= What is required =
Write out the full listing exactly as given, minus the images.

= Task input =
* START *

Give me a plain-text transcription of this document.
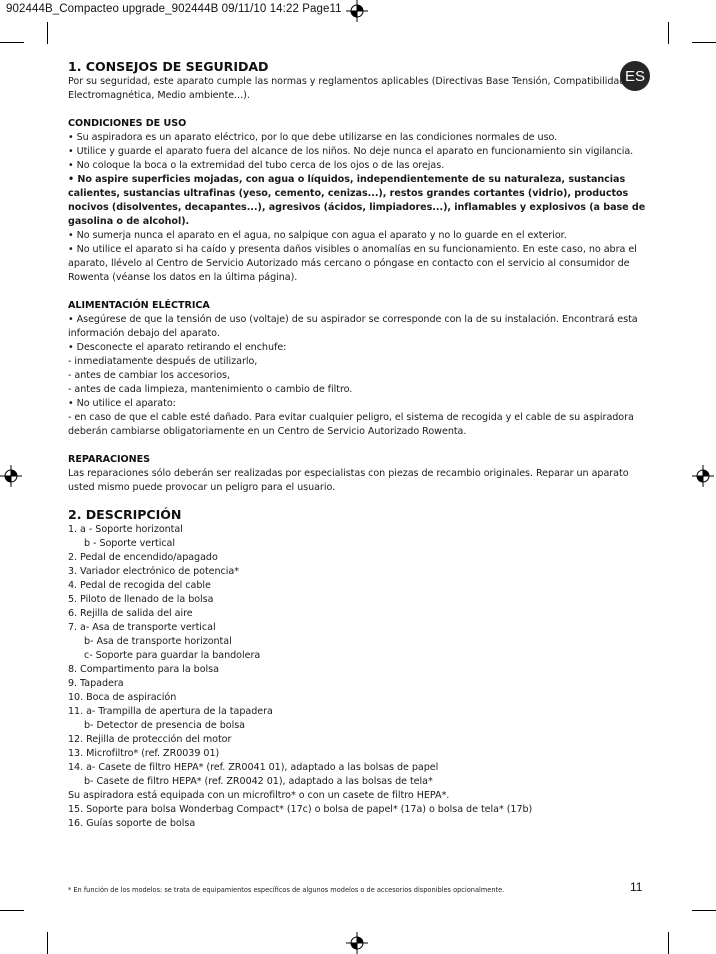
902444B_Compacteo upgrade_902444B 09/11/10 14:22 Page11
ES
1. CONSEJOS DE SEGURIDAD

Por su seguridad, este aparato cumple las normas y reglamentos aplicables (Directivas Base Tensión, Compatibilidad Electromagnética, Medio ambiente...).

CONDICIONES DE USO

• Su aspiradora es un aparato eléctrico, por lo que debe utilizarse en las condiciones normales de uso.

• Utilice y guarde el aparato fuera del alcance de los niños. No deje nunca el aparato en funcionamiento sin vigilancia.

• No coloque la boca o la extremidad del tubo cerca de los ojos o de las orejas.

• No aspire superficies mojadas, con agua o líquidos, independientemente de su naturaleza, sustancias calientes, sustancias ultrafinas (yeso, cemento, cenizas...), restos grandes cortantes (vidrio), productos nocivos (disolventes, decapantes...), agresivos (ácidos, limpiadores...), inflamables y explosivos (a base de gasolina o de alcohol).

• No sumerja nunca el aparato en el agua, no salpique con agua el aparato y no lo guarde en el exterior.

• No utilice el aparato si ha caído y presenta daños visibles o anomalías en su funcionamiento. En este caso, no abra el aparato, llévelo al Centro de Servicio Autorizado más cercano o póngase en contacto con el servicio al consumidor de Rowenta (véanse los datos en la última página).

ALIMENTACIÓN ELÉCTRICA

• Asegúrese de que la tensión de uso (voltaje) de su aspirador se corresponde con la de su instalación. Encontrará esta información debajo del aparato.

• Desconecte el aparato retirando el enchufe:

- inmediatamente después de utilizarlo,

- antes de cambiar los accesorios,

- antes de cada limpieza, mantenimiento o cambio de filtro.

• No utilice el aparato:

- en caso de que el cable esté dañado. Para evitar cualquier peligro, el sistema de recogida y el cable de su aspiradora deberán cambiarse obligatoriamente en un Centro de Servicio Autorizado Rowenta.

REPARACIONES

Las reparaciones sólo deberán ser realizadas por especialistas con piezas de recambio originales. Reparar un aparato usted mismo puede provocar un peligro para el usuario.

2. DESCRIPCIÓN
1. a - Soporte horizontal
b - Soporte vertical
2. Pedal de encendido/apagado
3. Variador electrónico de potencia*
4. Pedal de recogida del cable
5. Piloto de llenado de la bolsa
6. Rejilla de salida del aire
7. a- Asa de transporte vertical
b- Asa de transporte horizontal
c- Soporte para guardar la bandolera
8. Compartimento para la bolsa
9. Tapadera
10. Boca de aspiración
11. a- Trampilla de apertura de la tapadera
b- Detector de presencia de bolsa
12. Rejilla de protección del motor
13. Microfiltro* (ref. ZR0039 01)
14. a- Casete de filtro HEPA* (ref. ZR0041 01), adaptado a las bolsas de papel
b- Casete de filtro HEPA* (ref. ZR0042 01), adaptado a las bolsas de tela*
Su aspiradora está equipada con un microfiltro* o con un casete de filtro HEPA*.
15. Soporte para bolsa Wonderbag Compact* (17c) o bolsa de papel* (17a) o bolsa de tela* (17b)
16. Guías soporte de bolsa
* En función de los modelos: se trata de equipamientos específicos de algunos modelos o de accesorios disponibles opcionalmente.	11
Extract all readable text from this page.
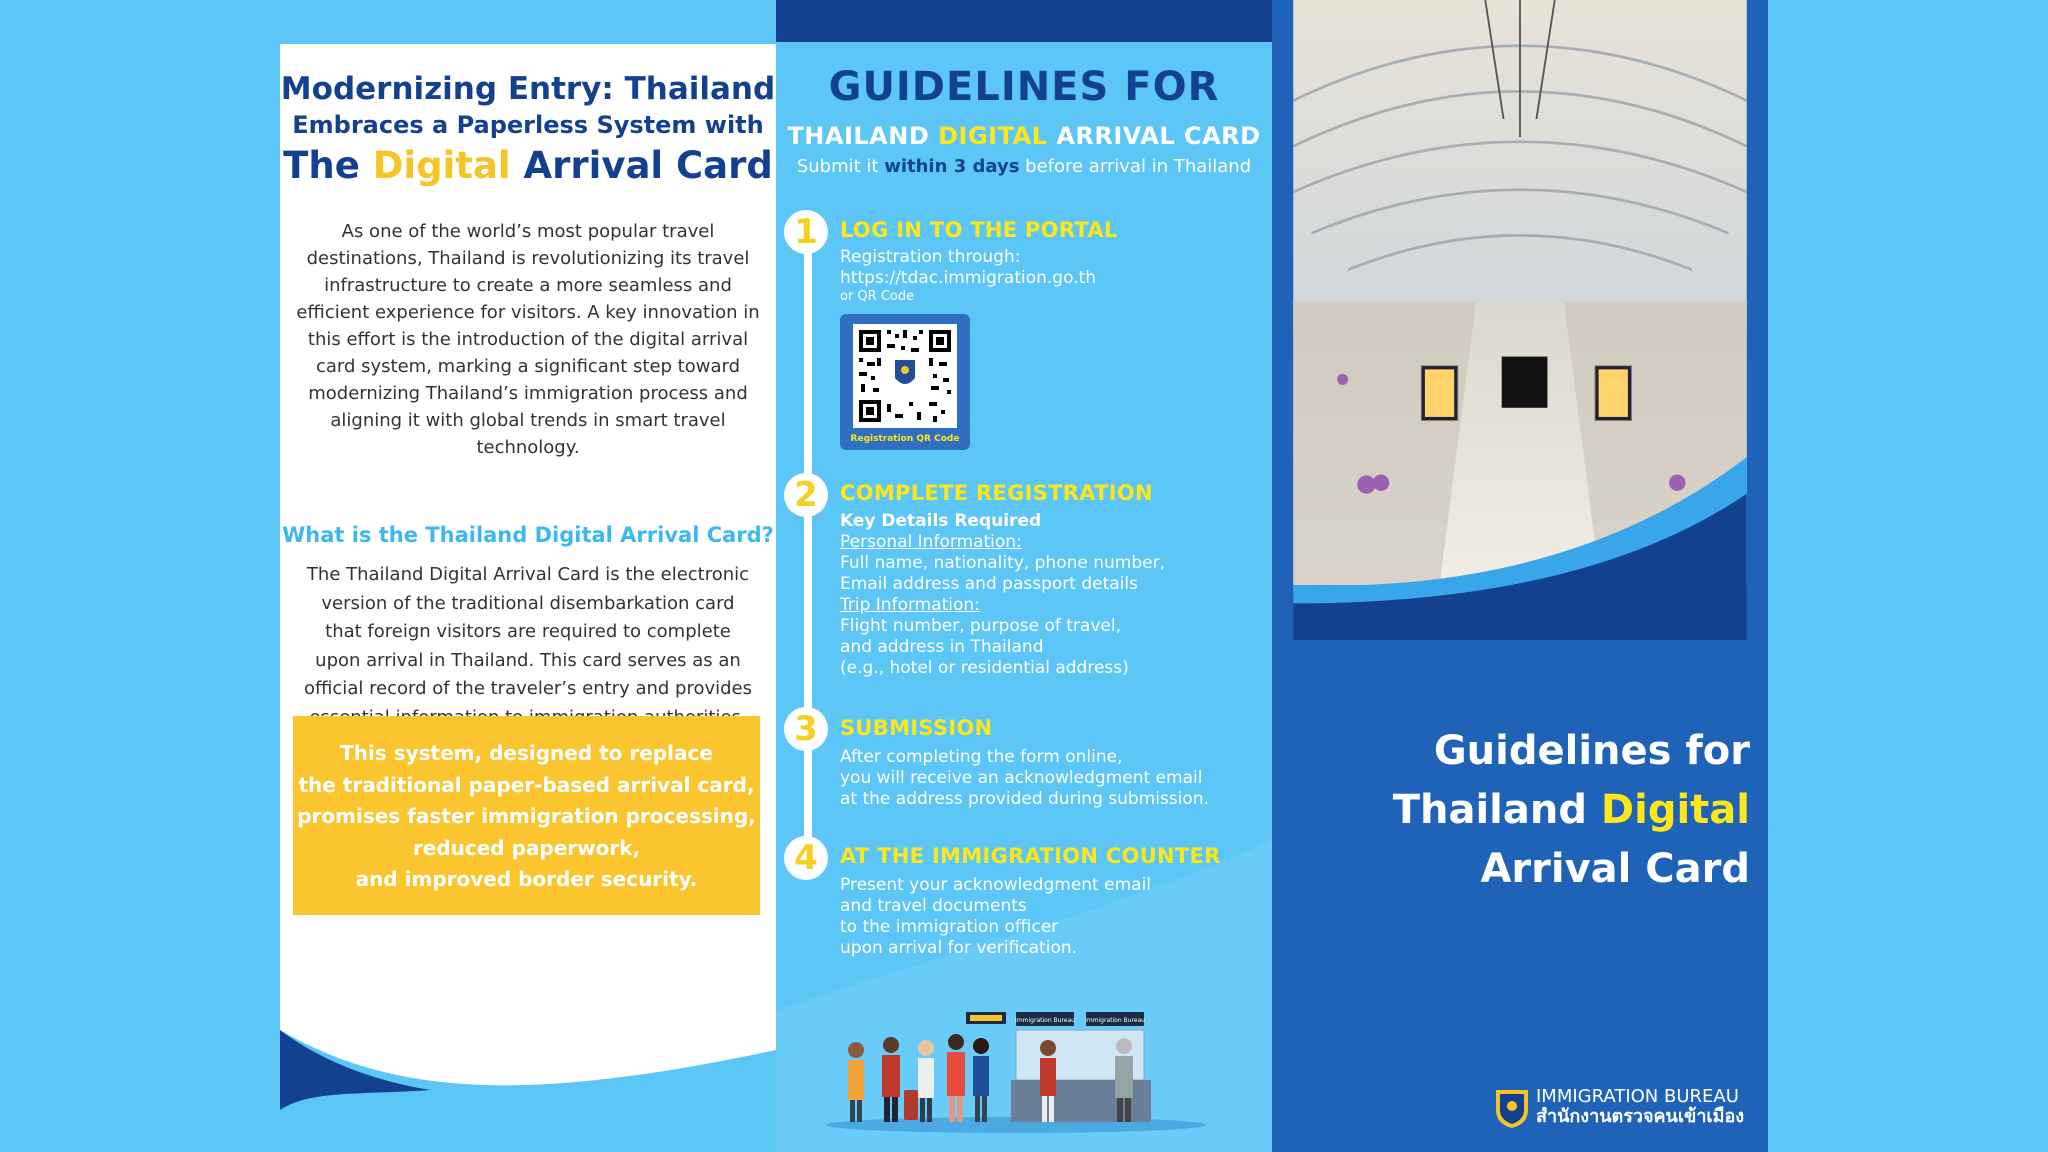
Modernizing Entry: Thailand
Embraces a Paperless System with
The Digital Arrival Card
As one of the world’s most popular travel destinations, Thailand is revolutionizing its travel infrastructure to create a more seamless and efficient experience for visitors. A key innovation in this effort is the introduction of the digital arrival card system, marking a significant step toward modernizing Thailand’s immigration process and aligning it with global trends in smart travel technology.
What is the Thailand Digital Arrival Card?
The Thailand Digital Arrival Card is the electronic version of the traditional disembarkation card that foreign visitors are required to complete upon arrival in Thailand. This card serves as an official record of the traveler’s entry and provides
This system, designed to replace
the traditional paper-based arrival card,
promises faster immigration processing,
reduced paperwork,
and improved border security.
GUIDELINES FOR
THAILAND DIGITAL ARRIVAL CARD
Submit it within 3 days before arrival in Thailand
1	LOG IN TO THE PORTAL
Registration through:
https://tdac.immigration.go.th
or QR Code
Registration QR Code
2	COMPLETE REGISTRATION
Key Details Required
Personal Information:
Full name, nationality, phone number,
Email address and passport details
Trip Information:
Flight number, purpose of travel,
and address in Thailand
(e.g., hotel or residential address)
3	SUBMISSION
After completing the form online,
you will receive an acknowledgment email
at the address provided during submission.
4	AT THE IMMIGRATION COUNTER
Present your acknowledgment email
and travel documents
to the immigration officer
upon arrival for verification.
Immigration Bureau Immigration Bureau
Guidelines for
Thailand Digital
Arrival Card
IMMIGRATION BUREAU
สำนักงานตรวจคนเข้าเมือง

* END *

= Task output =
Give me a plain-text transcription of this document.
902444B_Compacteo upgrade_902444B 09/11/10 14:22 Page11
ES
1. CONSEJOS DE SEGURIDAD

Por su seguridad, este aparato cumple las normas y reglamentos aplicables (Directivas Base Tensión, Compatibilidad Electromagnética, Medio ambiente...).

CONDICIONES DE USO

• Su aspiradora es un aparato eléctrico, por lo que debe utilizarse en las condiciones normales de uso.

• Utilice y guarde el aparato fuera del alcance de los niños. No deje nunca el aparato en funcionamiento sin vigilancia.

• No coloque la boca o la extremidad del tubo cerca de los ojos o de las orejas.

• No aspire superficies mojadas, con agua o líquidos, independientemente de su naturaleza, sustancias calientes, sustancias ultrafinas (yeso, cemento, cenizas...), restos grandes cortantes (vidrio), productos nocivos (disolventes, decapantes...), agresivos (ácidos, limpiadores...), inflamables y explosivos (a base de gasolina o de alcohol).

• No sumerja nunca el aparato en el agua, no salpique con agua el aparato y no lo guarde en el exterior.

• No utilice el aparato si ha caído y presenta daños visibles o anomalías en su funcionamiento. En este caso, no abra el aparato, llévelo al Centro de Servicio Autorizado más cercano o póngase en contacto con el servicio al consumidor de Rowenta (véanse los datos en la última página).

ALIMENTACIÓN ELÉCTRICA

• Asegúrese de que la tensión de uso (voltaje) de su aspirador se corresponde con la de su instalación. Encontrará esta información debajo del aparato.

• Desconecte el aparato retirando el enchufe:

- inmediatamente después de utilizarlo,

- antes de cambiar los accesorios,

- antes de cada limpieza, mantenimiento o cambio de filtro.

• No utilice el aparato:

- en caso de que el cable esté dañado. Para evitar cualquier peligro, el sistema de recogida y el cable de su aspiradora deberán cambiarse obligatoriamente en un Centro de Servicio Autorizado Rowenta.

REPARACIONES

Las reparaciones sólo deberán ser realizadas por especialistas con piezas de recambio originales. Reparar un aparato usted mismo puede provocar un peligro para el usuario.

2. DESCRIPCIÓN
1. a - Soporte horizontal
b - Soporte vertical
2. Pedal de encendido/apagado
3. Variador electrónico de potencia*
4. Pedal de recogida del cable
5. Piloto de llenado de la bolsa
6. Rejilla de salida del aire
7. a- Asa de transporte vertical
b- Asa de transporte horizontal
c- Soporte para guardar la bandolera
8. Compartimento para la bolsa
9. Tapadera
10. Boca de aspiración
11. a- Trampilla de apertura de la tapadera
b- Detector de presencia de bolsa
12. Rejilla de protección del motor
13. Microfiltro* (ref. ZR0039 01)
14. a- Casete de filtro HEPA* (ref. ZR0041 01), adaptado a las bolsas de papel
b- Casete de filtro HEPA* (ref. ZR0042 01), adaptado a las bolsas de tela*
Su aspiradora está equipada con un microfiltro* o con un casete de filtro HEPA*.
15. Soporte para bolsa Wonderbag Compact* (17c) o bolsa de papel* (17a) o bolsa de tela* (17b)
16. Guías soporte de bolsa
* En función de los modelos: se trata de equipamientos específicos de algunos modelos o de accesorios disponibles opcionalmente.	11
Extract all readable text from this page.
Modernizing Entry: Thailand
Embraces a Paperless System with
The Digital Arrival Card
As one of the world’s most popular travel destinations, Thailand is revolutionizing its travel infrastructure to create a more seamless and efficient experience for visitors. A key innovation in this effort is the introduction of the digital arrival card system, marking a significant step toward modernizing Thailand’s immigration process and aligning it with global trends in smart travel technology.
What is the Thailand Digital Arrival Card?
The Thailand Digital Arrival Card is the electronic version of the traditional disembarkation card that foreign visitors are required to complete upon arrival in Thailand. This card serves as an official record of the traveler’s entry and provides
This system, designed to replace
the traditional paper-based arrival card,
promises faster immigration processing,
reduced paperwork,
and improved border security.
GUIDELINES FOR
THAILAND DIGITAL ARRIVAL CARD
Submit it within 3 days before arrival in Thailand
1	LOG IN TO THE PORTAL
Registration through:
https://tdac.immigration.go.th
or QR Code
Registration QR Code
2	COMPLETE REGISTRATION
Key Details Required
Personal Information:
Full name, nationality, phone number,
Email address and passport details
Trip Information:
Flight number, purpose of travel,
and address in Thailand
(e.g., hotel or residential address)
3	SUBMISSION
After completing the form online,
you will receive an acknowledgment email
at the address provided during submission.
4	AT THE IMMIGRATION COUNTER
Present your acknowledgment email
and travel documents
to the immigration officer
upon arrival for verification.
Immigration Bureau Immigration Bureau
Guidelines for
Thailand Digital
Arrival Card
IMMIGRATION BUREAU
สำนักงานตรวจคนเข้าเมือง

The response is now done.